WHAT TO DO: Omit the images. Copy each entry word for word.

***

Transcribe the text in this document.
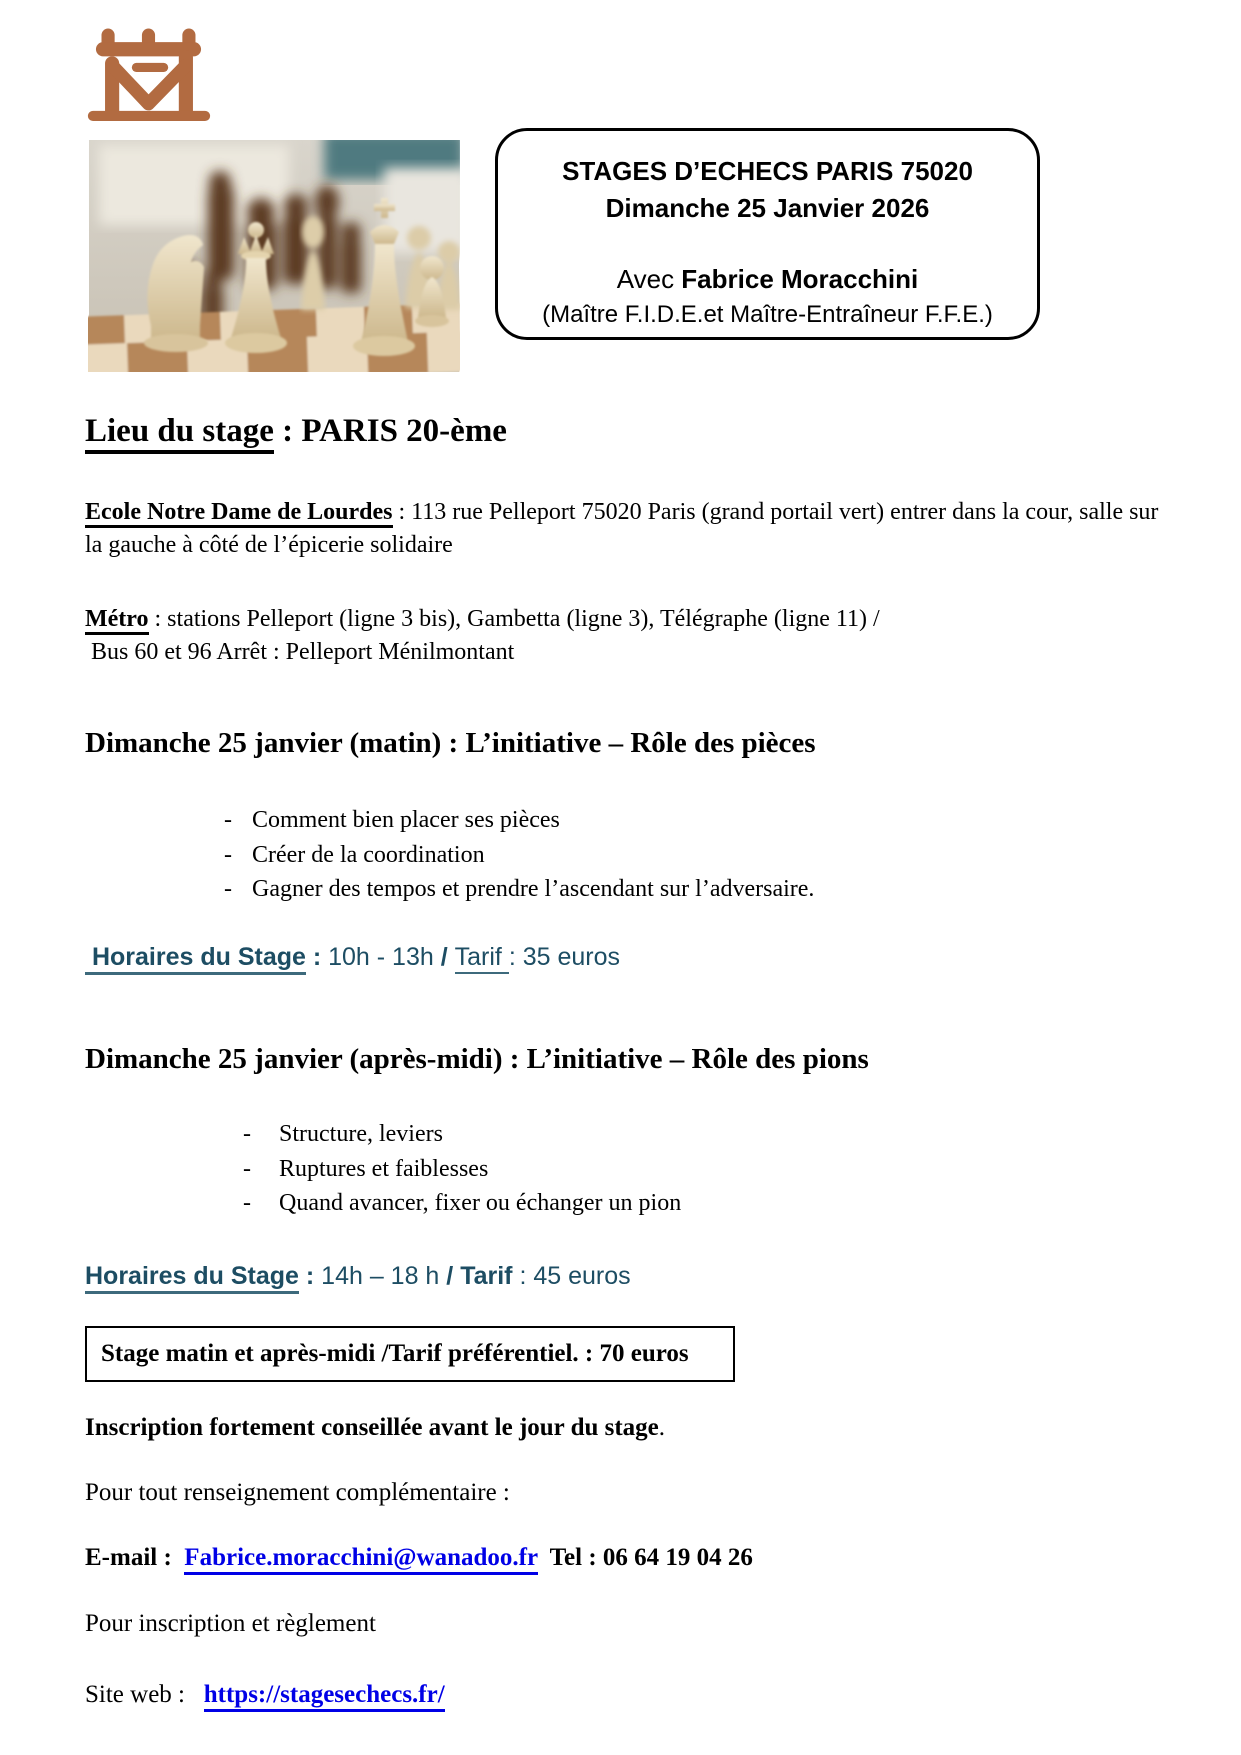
STAGES D’ECHECS PARIS 75020
Dimanche 25 Janvier 2026
Avec Fabrice Moracchini
(Maître F.I.D.E.et Maître-Entraîneur F.F.E.)
Lieu du stage : PARIS 20-ème
Ecole Notre Dame de Lourdes : 113 rue Pelleport 75020 Paris (grand portail vert) entrer dans la cour, salle sur la gauche à côté de l’épicerie solidaire
Métro : stations Pelleport (ligne 3 bis), Gambetta (ligne 3), Télégraphe (ligne 11) /
Bus 60 et 96 Arrêt : Pelleport Ménilmontant
Dimanche 25 janvier (matin) : L’initiative – Rôle des pièces
- Comment bien placer ses pièces
- Créer de la coordination
- Gagner des tempos et prendre l’ascendant sur l’adversaire.
Horaires du Stage : 10h - 13h / Tarif : 35 euros
Dimanche 25 janvier (après-midi) : L’initiative – Rôle des pions
- Structure, leviers
- Ruptures et faiblesses
- Quand avancer, fixer ou échanger un pion
Horaires du Stage : 14h – 18 h / Tarif : 45 euros
Stage matin et après-midi /Tarif préférentiel. : 70 euros
Inscription fortement conseillée avant le jour du stage.
Pour tout renseignement complémentaire :
E-mail :  Fabrice.moracchini@wanadoo.fr  Tel : 06 64 19 04 26
Pour inscription et règlement
Site web :   https://stagesechecs.fr/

***

OUTPUT OF THE TASK:
Transcribe the text in this document.
STAGES D’ECHECS PARIS 75020
Dimanche 25 Janvier 2026
Avec Fabrice Moracchini
(Maître F.I.D.E.et Maître-Entraîneur F.F.E.)
Lieu du stage : PARIS 20-ème
Ecole Notre Dame de Lourdes : 113 rue Pelleport 75020 Paris (grand portail vert) entrer dans la cour, salle sur la gauche à côté de l’épicerie solidaire
Métro : stations Pelleport (ligne 3 bis), Gambetta (ligne 3), Télégraphe (ligne 11) /
Bus 60 et 96 Arrêt : Pelleport Ménilmontant
Dimanche 25 janvier (matin) : L’initiative – Rôle des pièces
- Comment bien placer ses pièces
- Créer de la coordination
- Gagner des tempos et prendre l’ascendant sur l’adversaire.
Horaires du Stage : 10h - 13h / Tarif : 35 euros
Dimanche 25 janvier (après-midi) : L’initiative – Rôle des pions
- Structure, leviers
- Ruptures et faiblesses
- Quand avancer, fixer ou échanger un pion
Horaires du Stage : 14h – 18 h / Tarif : 45 euros
Stage matin et après-midi /Tarif préférentiel. : 70 euros
Inscription fortement conseillée avant le jour du stage.
Pour tout renseignement complémentaire :
E-mail :  Fabrice.moracchini@wanadoo.fr  Tel : 06 64 19 04 26
Pour inscription et règlement
Site web :   https://stagesechecs.fr/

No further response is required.